Task statement:
Every record below should be transcribed exactly. Omit the images.
━━━━━ Provided entries
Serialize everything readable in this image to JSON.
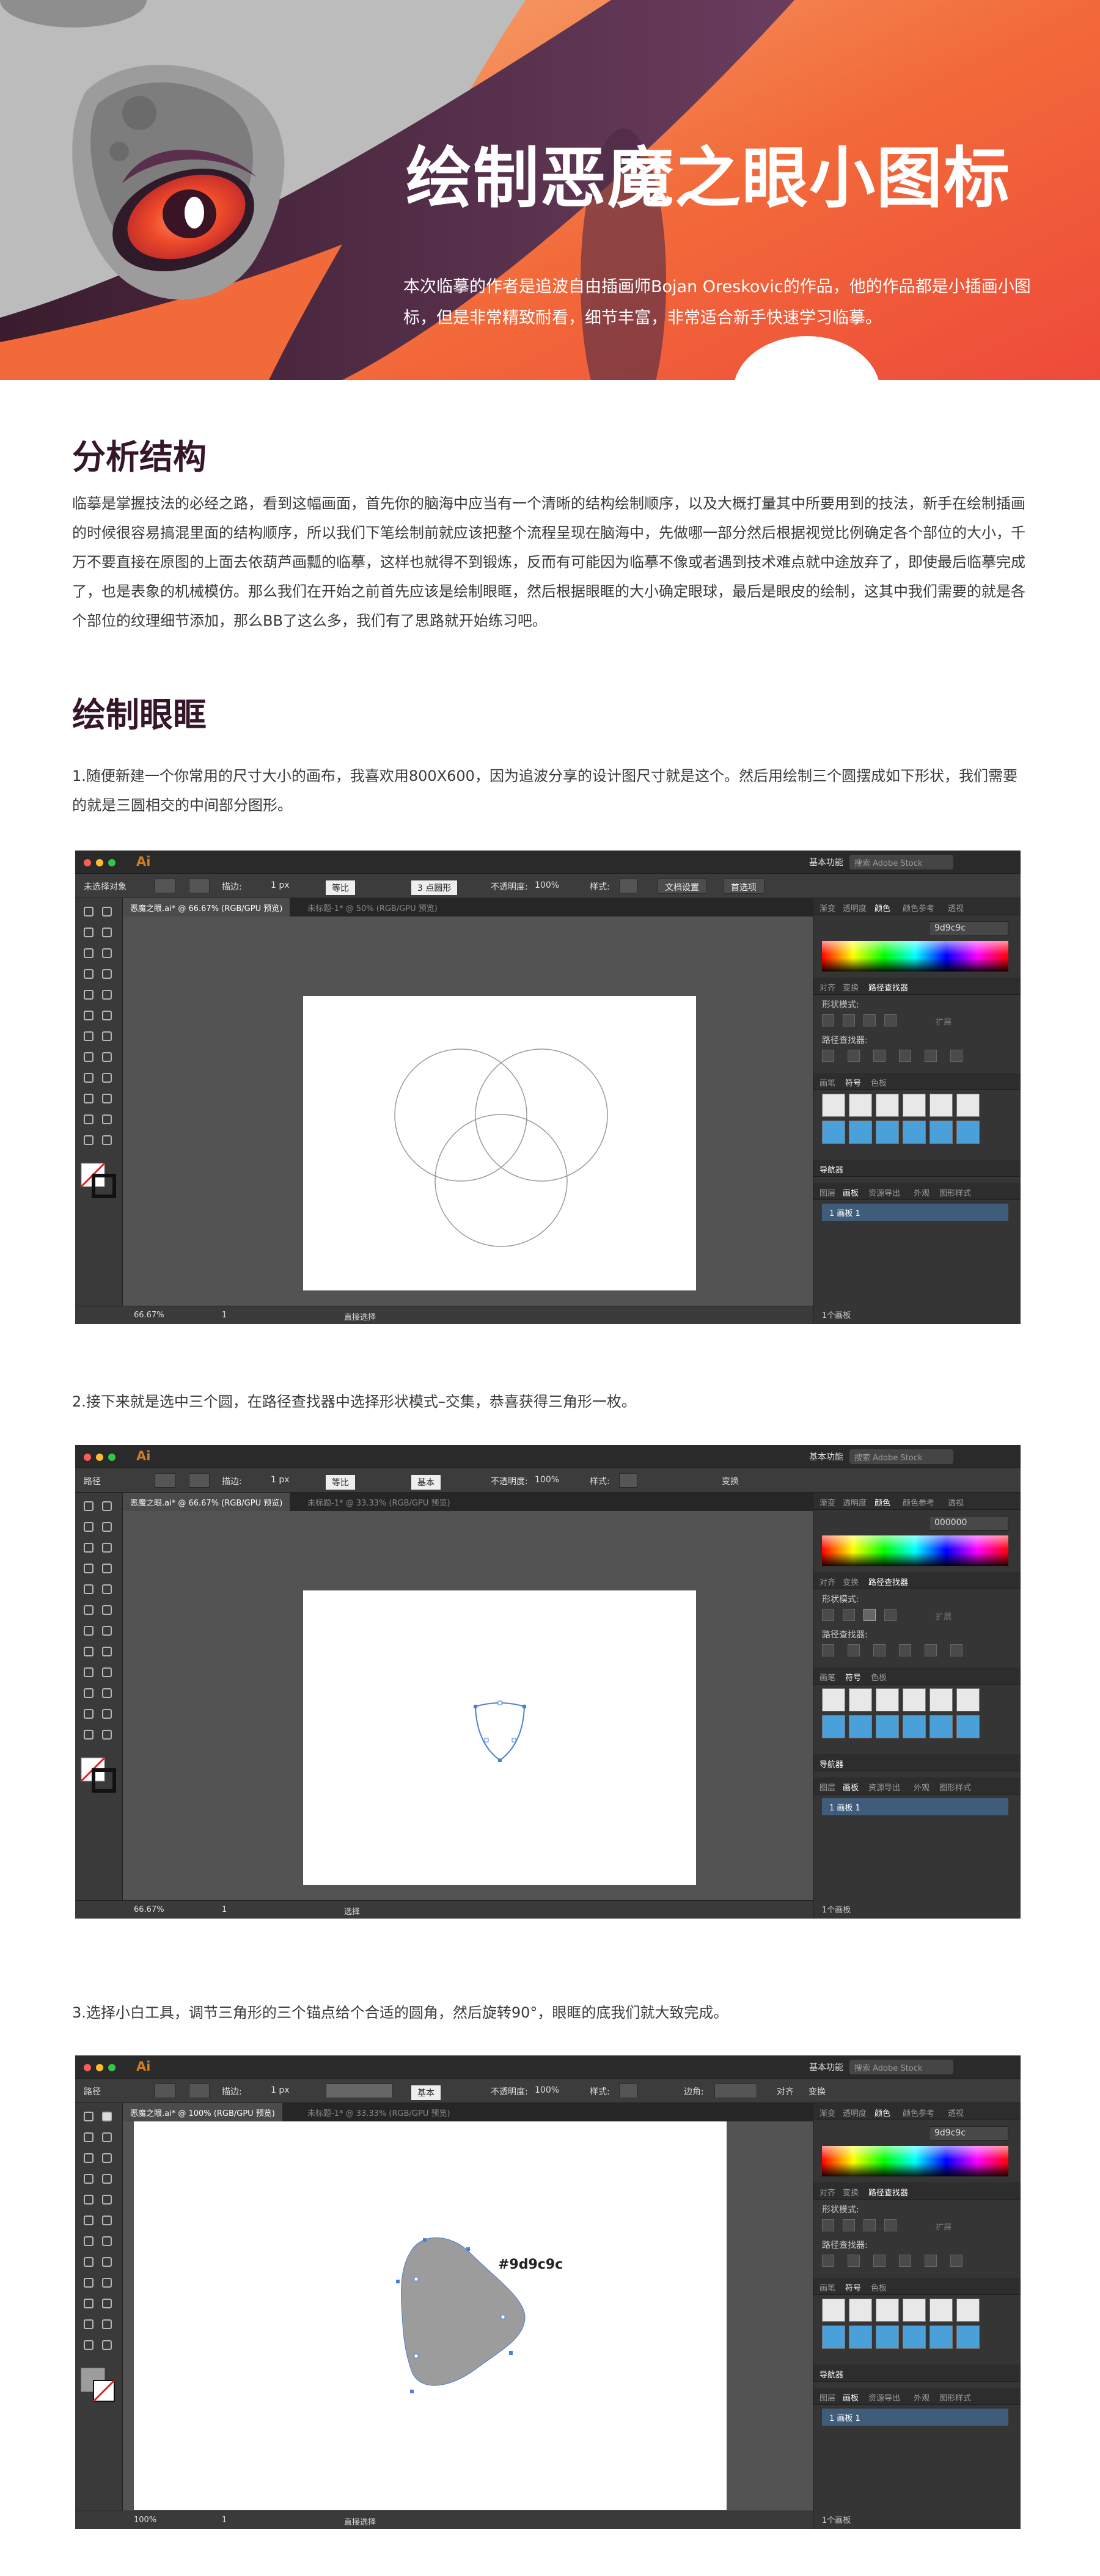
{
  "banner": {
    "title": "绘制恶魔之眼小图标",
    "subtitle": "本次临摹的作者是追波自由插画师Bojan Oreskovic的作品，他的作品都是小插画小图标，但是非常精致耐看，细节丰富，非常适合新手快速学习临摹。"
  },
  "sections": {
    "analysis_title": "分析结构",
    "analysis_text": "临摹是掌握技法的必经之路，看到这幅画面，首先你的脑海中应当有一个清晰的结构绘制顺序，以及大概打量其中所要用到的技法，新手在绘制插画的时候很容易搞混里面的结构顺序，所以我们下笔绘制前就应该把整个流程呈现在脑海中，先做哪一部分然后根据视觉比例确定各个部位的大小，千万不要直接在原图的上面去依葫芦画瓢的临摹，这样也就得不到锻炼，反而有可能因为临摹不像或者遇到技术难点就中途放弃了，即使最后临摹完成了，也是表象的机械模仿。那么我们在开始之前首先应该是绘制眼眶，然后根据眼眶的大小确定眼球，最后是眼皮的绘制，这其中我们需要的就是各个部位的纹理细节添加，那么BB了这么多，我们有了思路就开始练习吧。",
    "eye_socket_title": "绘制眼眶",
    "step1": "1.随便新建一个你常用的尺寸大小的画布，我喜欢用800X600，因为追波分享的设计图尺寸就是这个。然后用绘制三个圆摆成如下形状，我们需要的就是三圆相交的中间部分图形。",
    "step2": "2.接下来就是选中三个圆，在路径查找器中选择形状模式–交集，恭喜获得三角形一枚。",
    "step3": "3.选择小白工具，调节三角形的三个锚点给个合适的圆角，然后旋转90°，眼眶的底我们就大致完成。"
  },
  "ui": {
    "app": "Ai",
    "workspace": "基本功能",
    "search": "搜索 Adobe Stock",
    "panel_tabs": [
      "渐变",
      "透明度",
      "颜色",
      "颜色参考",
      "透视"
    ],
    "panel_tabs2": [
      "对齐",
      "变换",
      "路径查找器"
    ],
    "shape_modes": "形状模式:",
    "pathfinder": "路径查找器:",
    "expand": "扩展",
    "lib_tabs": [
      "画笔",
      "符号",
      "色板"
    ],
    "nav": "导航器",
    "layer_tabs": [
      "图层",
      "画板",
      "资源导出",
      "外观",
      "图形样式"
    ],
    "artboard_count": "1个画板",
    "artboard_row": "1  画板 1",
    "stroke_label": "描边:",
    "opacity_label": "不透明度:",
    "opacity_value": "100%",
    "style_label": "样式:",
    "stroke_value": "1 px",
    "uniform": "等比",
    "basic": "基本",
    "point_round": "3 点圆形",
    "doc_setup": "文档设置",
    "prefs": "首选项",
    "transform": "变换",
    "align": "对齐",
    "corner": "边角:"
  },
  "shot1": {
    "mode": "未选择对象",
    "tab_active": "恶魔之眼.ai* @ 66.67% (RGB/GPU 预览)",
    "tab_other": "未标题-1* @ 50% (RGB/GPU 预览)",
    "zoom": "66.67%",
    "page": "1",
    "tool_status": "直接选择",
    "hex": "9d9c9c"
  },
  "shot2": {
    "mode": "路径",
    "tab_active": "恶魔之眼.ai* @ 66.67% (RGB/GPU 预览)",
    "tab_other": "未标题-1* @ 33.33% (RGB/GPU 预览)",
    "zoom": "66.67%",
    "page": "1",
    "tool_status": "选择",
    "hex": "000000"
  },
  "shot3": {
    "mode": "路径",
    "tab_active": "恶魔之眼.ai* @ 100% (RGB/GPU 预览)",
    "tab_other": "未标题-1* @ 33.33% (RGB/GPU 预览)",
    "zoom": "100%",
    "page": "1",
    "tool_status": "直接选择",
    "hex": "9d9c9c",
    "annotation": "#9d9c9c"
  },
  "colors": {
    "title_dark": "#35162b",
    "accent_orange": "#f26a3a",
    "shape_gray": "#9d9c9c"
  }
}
━━━━━━━━━━
Solution to the exercise:
Serialize everything readable in this image to JSON.
{
  "banner": {
    "title": "绘制恶魔之眼小图标",
    "subtitle": "本次临摹的作者是追波自由插画师Bojan Oreskovic的作品，他的作品都是小插画小图标，但是非常精致耐看，细节丰富，非常适合新手快速学习临摹。"
  },
  "sections": {
    "analysis_title": "分析结构",
    "analysis_text": "临摹是掌握技法的必经之路，看到这幅画面，首先你的脑海中应当有一个清晰的结构绘制顺序，以及大概打量其中所要用到的技法，新手在绘制插画的时候很容易搞混里面的结构顺序，所以我们下笔绘制前就应该把整个流程呈现在脑海中，先做哪一部分然后根据视觉比例确定各个部位的大小，千万不要直接在原图的上面去依葫芦画瓢的临摹，这样也就得不到锻炼，反而有可能因为临摹不像或者遇到技术难点就中途放弃了，即使最后临摹完成了，也是表象的机械模仿。那么我们在开始之前首先应该是绘制眼眶，然后根据眼眶的大小确定眼球，最后是眼皮的绘制，这其中我们需要的就是各个部位的纹理细节添加，那么BB了这么多，我们有了思路就开始练习吧。",
    "eye_socket_title": "绘制眼眶",
    "step1": "1.随便新建一个你常用的尺寸大小的画布，我喜欢用800X600，因为追波分享的设计图尺寸就是这个。然后用绘制三个圆摆成如下形状，我们需要的就是三圆相交的中间部分图形。",
    "step2": "2.接下来就是选中三个圆，在路径查找器中选择形状模式–交集，恭喜获得三角形一枚。",
    "step3": "3.选择小白工具，调节三角形的三个锚点给个合适的圆角，然后旋转90°，眼眶的底我们就大致完成。"
  },
  "ui": {
    "app": "Ai",
    "workspace": "基本功能",
    "search": "搜索 Adobe Stock",
    "panel_tabs": [
      "渐变",
      "透明度",
      "颜色",
      "颜色参考",
      "透视"
    ],
    "panel_tabs2": [
      "对齐",
      "变换",
      "路径查找器"
    ],
    "shape_modes": "形状模式:",
    "pathfinder": "路径查找器:",
    "expand": "扩展",
    "lib_tabs": [
      "画笔",
      "符号",
      "色板"
    ],
    "nav": "导航器",
    "layer_tabs": [
      "图层",
      "画板",
      "资源导出",
      "外观",
      "图形样式"
    ],
    "artboard_count": "1个画板",
    "artboard_row": "1  画板 1",
    "stroke_label": "描边:",
    "opacity_label": "不透明度:",
    "opacity_value": "100%",
    "style_label": "样式:",
    "stroke_value": "1 px",
    "uniform": "等比",
    "basic": "基本",
    "point_round": "3 点圆形",
    "doc_setup": "文档设置",
    "prefs": "首选项",
    "transform": "变换",
    "align": "对齐",
    "corner": "边角:"
  },
  "shot1": {
    "mode": "未选择对象",
    "tab_active": "恶魔之眼.ai* @ 66.67% (RGB/GPU 预览)",
    "tab_other": "未标题-1* @ 50% (RGB/GPU 预览)",
    "zoom": "66.67%",
    "page": "1",
    "tool_status": "直接选择",
    "hex": "9d9c9c"
  },
  "shot2": {
    "mode": "路径",
    "tab_active": "恶魔之眼.ai* @ 66.67% (RGB/GPU 预览)",
    "tab_other": "未标题-1* @ 33.33% (RGB/GPU 预览)",
    "zoom": "66.67%",
    "page": "1",
    "tool_status": "选择",
    "hex": "000000"
  },
  "shot3": {
    "mode": "路径",
    "tab_active": "恶魔之眼.ai* @ 100% (RGB/GPU 预览)",
    "tab_other": "未标题-1* @ 33.33% (RGB/GPU 预览)",
    "zoom": "100%",
    "page": "1",
    "tool_status": "直接选择",
    "hex": "9d9c9c",
    "annotation": "#9d9c9c"
  },
  "colors": {
    "title_dark": "#35162b",
    "accent_orange": "#f26a3a",
    "shape_gray": "#9d9c9c"
  }
}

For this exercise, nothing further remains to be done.